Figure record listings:
+ + + + + + +
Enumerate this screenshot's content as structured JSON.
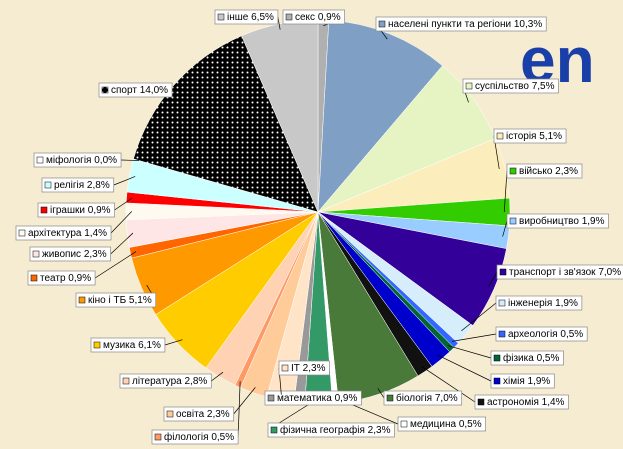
{
  "logo_text": "en",
  "chart_data": {
    "type": "pie",
    "categories": [
      "секс",
      "населені пункти та регіони",
      "суспільство",
      "історія",
      "військо",
      "виробництво",
      "транспорт і зв'язок",
      "інженерія",
      "археологія",
      "фізика",
      "хімія",
      "астрономія",
      "біологія",
      "медицина",
      "фізична географія",
      "математика",
      "ІТ",
      "освіта",
      "філологія",
      "література",
      "музика",
      "кіно і ТБ",
      "театр",
      "живопис",
      "архітектура",
      "іграшки",
      "релігія",
      "міфологія",
      "спорт",
      "інше"
    ],
    "values": [
      0.9,
      10.3,
      7.5,
      5.1,
      2.3,
      1.9,
      7.0,
      1.9,
      0.5,
      0.5,
      1.9,
      1.4,
      7.0,
      0.5,
      2.3,
      0.9,
      2.3,
      2.3,
      0.5,
      2.8,
      6.1,
      5.1,
      0.9,
      2.3,
      1.4,
      0.9,
      2.8,
      0.0,
      14.0,
      6.5
    ],
    "value_labels": [
      "0,9%",
      "10,3%",
      "7,5%",
      "5,1%",
      "2,3%",
      "1,9%",
      "7,0%",
      "1,9%",
      "0,5%",
      "0,5%",
      "1,9%",
      "1,4%",
      "7,0%",
      "0,5%",
      "2,3%",
      "0,9%",
      "2,3%",
      "2,3%",
      "0,5%",
      "2,8%",
      "6,1%",
      "5,1%",
      "0,9%",
      "2,3%",
      "1,4%",
      "0,9%",
      "2,8%",
      "0,0%",
      "14,0%",
      "6,5%"
    ],
    "colors": [
      "#b0b0b0",
      "#7f9fc4",
      "#e6f4c4",
      "#fbeebc",
      "#33cc00",
      "#99ccff",
      "#330099",
      "#d6eefc",
      "#3366ff",
      "#006633",
      "#0000cc",
      "#111111",
      "#4a7a3a",
      "#ffffff",
      "#339966",
      "#999999",
      "#ffe4c8",
      "#ffcc99",
      "#ff9966",
      "#ffd2b4",
      "#ffcc00",
      "#ff9900",
      "#ff6600",
      "#ffe6e6",
      "#fffaf0",
      "#ff0000",
      "#ccffff",
      "#ffffff",
      "url(#dots)",
      "#c8c8c8"
    ]
  }
}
+ + + + + + +
**What you are asked to do:**
Repeat the listing in full and exactly. Leave any pictures out.

**Exercise result:**
Enumerate this screenshot's content as structured JSON.
{
  "logo_text": "en",
  "chart_data": {
    "type": "pie",
    "categories": [
      "секс",
      "населені пункти та регіони",
      "суспільство",
      "історія",
      "військо",
      "виробництво",
      "транспорт і зв'язок",
      "інженерія",
      "археологія",
      "фізика",
      "хімія",
      "астрономія",
      "біологія",
      "медицина",
      "фізична географія",
      "математика",
      "ІТ",
      "освіта",
      "філологія",
      "література",
      "музика",
      "кіно і ТБ",
      "театр",
      "живопис",
      "архітектура",
      "іграшки",
      "релігія",
      "міфологія",
      "спорт",
      "інше"
    ],
    "values": [
      0.9,
      10.3,
      7.5,
      5.1,
      2.3,
      1.9,
      7.0,
      1.9,
      0.5,
      0.5,
      1.9,
      1.4,
      7.0,
      0.5,
      2.3,
      0.9,
      2.3,
      2.3,
      0.5,
      2.8,
      6.1,
      5.1,
      0.9,
      2.3,
      1.4,
      0.9,
      2.8,
      0.0,
      14.0,
      6.5
    ],
    "value_labels": [
      "0,9%",
      "10,3%",
      "7,5%",
      "5,1%",
      "2,3%",
      "1,9%",
      "7,0%",
      "1,9%",
      "0,5%",
      "0,5%",
      "1,9%",
      "1,4%",
      "7,0%",
      "0,5%",
      "2,3%",
      "0,9%",
      "2,3%",
      "2,3%",
      "0,5%",
      "2,8%",
      "6,1%",
      "5,1%",
      "0,9%",
      "2,3%",
      "1,4%",
      "0,9%",
      "2,8%",
      "0,0%",
      "14,0%",
      "6,5%"
    ],
    "colors": [
      "#b0b0b0",
      "#7f9fc4",
      "#e6f4c4",
      "#fbeebc",
      "#33cc00",
      "#99ccff",
      "#330099",
      "#d6eefc",
      "#3366ff",
      "#006633",
      "#0000cc",
      "#111111",
      "#4a7a3a",
      "#ffffff",
      "#339966",
      "#999999",
      "#ffe4c8",
      "#ffcc99",
      "#ff9966",
      "#ffd2b4",
      "#ffcc00",
      "#ff9900",
      "#ff6600",
      "#ffe6e6",
      "#fffaf0",
      "#ff0000",
      "#ccffff",
      "#ffffff",
      "url(#dots)",
      "#c8c8c8"
    ]
  }
}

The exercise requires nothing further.